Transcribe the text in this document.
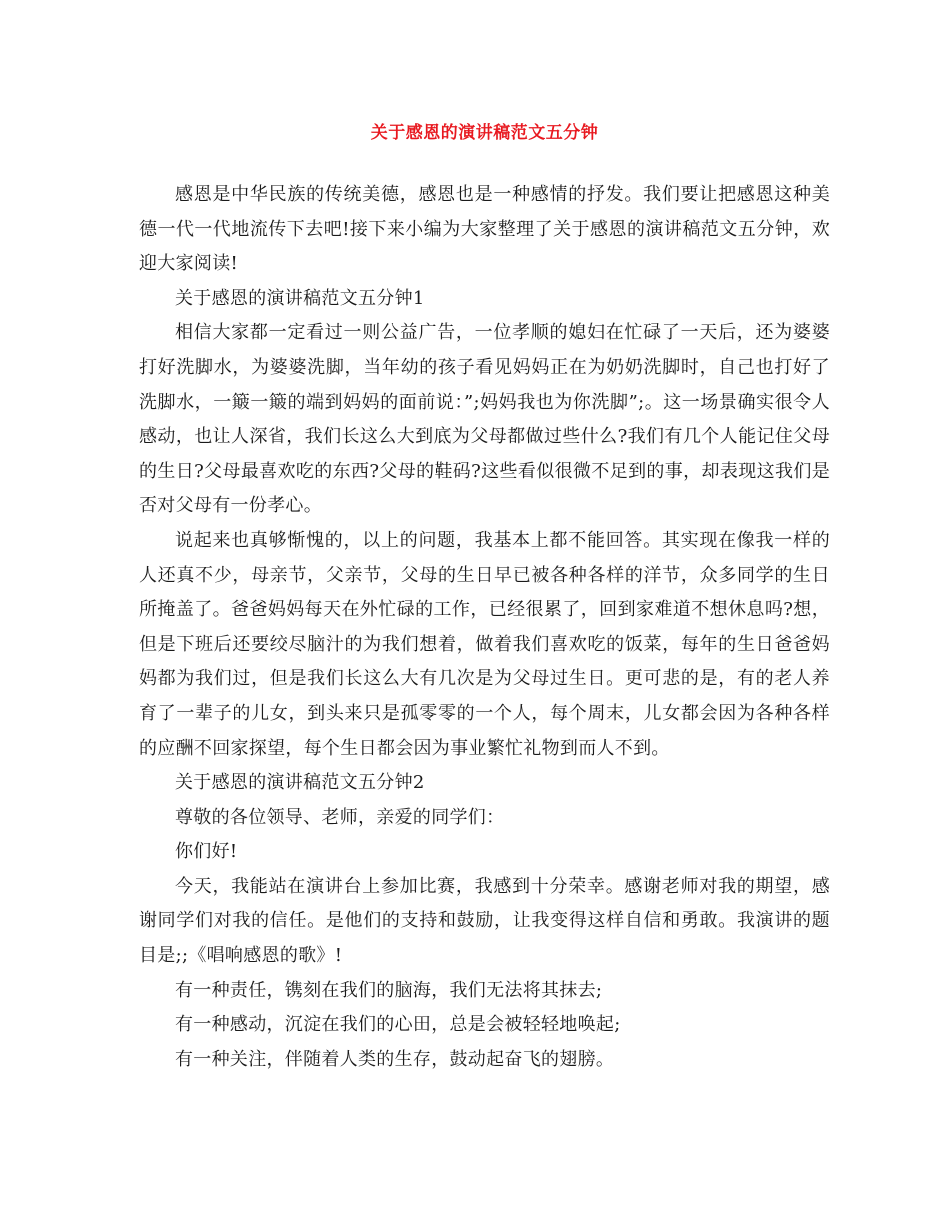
关于感恩的演讲稿范文五分钟

感恩是中华民族的传统美德，感恩也是一种感情的抒发。我们要让把感恩这种美德一代一代地流传下去吧!接下来小编为大家整理了关于感恩的演讲稿范文五分钟，欢迎大家阅读!

关于感恩的演讲稿范文五分钟1

相信大家都一定看过一则公益广告，一位孝顺的媳妇在忙碌了一天后，还为婆婆打好洗脚水，为婆婆洗脚，当年幼的孩子看见妈妈正在为奶奶洗脚时，自己也打好了洗脚水，一簸一簸的端到妈妈的面前说：”;妈妈我也为你洗脚”;。这一场景确实很令人感动，也让人深省，我们长这么大到底为父母都做过些什么?我们有几个人能记住父母的生日?父母最喜欢吃的东西?父母的鞋码?这些看似很微不足到的事，却表现这我们是否对父母有一份孝心。

说起来也真够惭愧的，以上的问题，我基本上都不能回答。其实现在像我一样的人还真不少，母亲节，父亲节，父母的生日早已被各种各样的洋节，众多同学的生日所掩盖了。爸爸妈妈每天在外忙碌的工作，已经很累了，回到家难道不想休息吗?想，但是下班后还要绞尽脑汁的为我们想着，做着我们喜欢吃的饭菜，每年的生日爸爸妈妈都为我们过，但是我们长这么大有几次是为父母过生日。更可悲的是，有的老人养育了一辈子的儿女，到头来只是孤零零的一个人，每个周末，儿女都会因为各种各样的应酬不回家探望，每个生日都会因为事业繁忙礼物到而人不到。

关于感恩的演讲稿范文五分钟2

尊敬的各位领导、老师，亲爱的同学们：

你们好!

今天，我能站在演讲台上参加比赛，我感到十分荣幸。感谢老师对我的期望，感谢同学们对我的信任。是他们的支持和鼓励，让我变得这样自信和勇敢。我演讲的题目是;;《唱响感恩的歌》!

有一种责任，镌刻在我们的脑海，我们无法将其抹去;

有一种感动，沉淀在我们的心田，总是会被轻轻地唤起;

有一种关注，伴随着人类的生存，鼓动起奋飞的翅膀。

--- GIVEN EXERCISE ---
Write out the records above exactly as they stand, leaving out every picture.

--- SOLUTION FOR THIS PROBLEM ---
Transcribe the text in this document.
关于感恩的演讲稿范文五分钟

感恩是中华民族的传统美德，感恩也是一种感情的抒发。我们要让把感恩这种美德一代一代地流传下去吧!接下来小编为大家整理了关于感恩的演讲稿范文五分钟，欢迎大家阅读!

关于感恩的演讲稿范文五分钟1

相信大家都一定看过一则公益广告，一位孝顺的媳妇在忙碌了一天后，还为婆婆打好洗脚水，为婆婆洗脚，当年幼的孩子看见妈妈正在为奶奶洗脚时，自己也打好了洗脚水，一簸一簸的端到妈妈的面前说：”;妈妈我也为你洗脚”;。这一场景确实很令人感动，也让人深省，我们长这么大到底为父母都做过些什么?我们有几个人能记住父母的生日?父母最喜欢吃的东西?父母的鞋码?这些看似很微不足到的事，却表现这我们是否对父母有一份孝心。

说起来也真够惭愧的，以上的问题，我基本上都不能回答。其实现在像我一样的人还真不少，母亲节，父亲节，父母的生日早已被各种各样的洋节，众多同学的生日所掩盖了。爸爸妈妈每天在外忙碌的工作，已经很累了，回到家难道不想休息吗?想，但是下班后还要绞尽脑汁的为我们想着，做着我们喜欢吃的饭菜，每年的生日爸爸妈妈都为我们过，但是我们长这么大有几次是为父母过生日。更可悲的是，有的老人养育了一辈子的儿女，到头来只是孤零零的一个人，每个周末，儿女都会因为各种各样的应酬不回家探望，每个生日都会因为事业繁忙礼物到而人不到。

关于感恩的演讲稿范文五分钟2

尊敬的各位领导、老师，亲爱的同学们：

你们好!

今天，我能站在演讲台上参加比赛，我感到十分荣幸。感谢老师对我的期望，感谢同学们对我的信任。是他们的支持和鼓励，让我变得这样自信和勇敢。我演讲的题目是;;《唱响感恩的歌》!

有一种责任，镌刻在我们的脑海，我们无法将其抹去;

有一种感动，沉淀在我们的心田，总是会被轻轻地唤起;

有一种关注，伴随着人类的生存，鼓动起奋飞的翅膀。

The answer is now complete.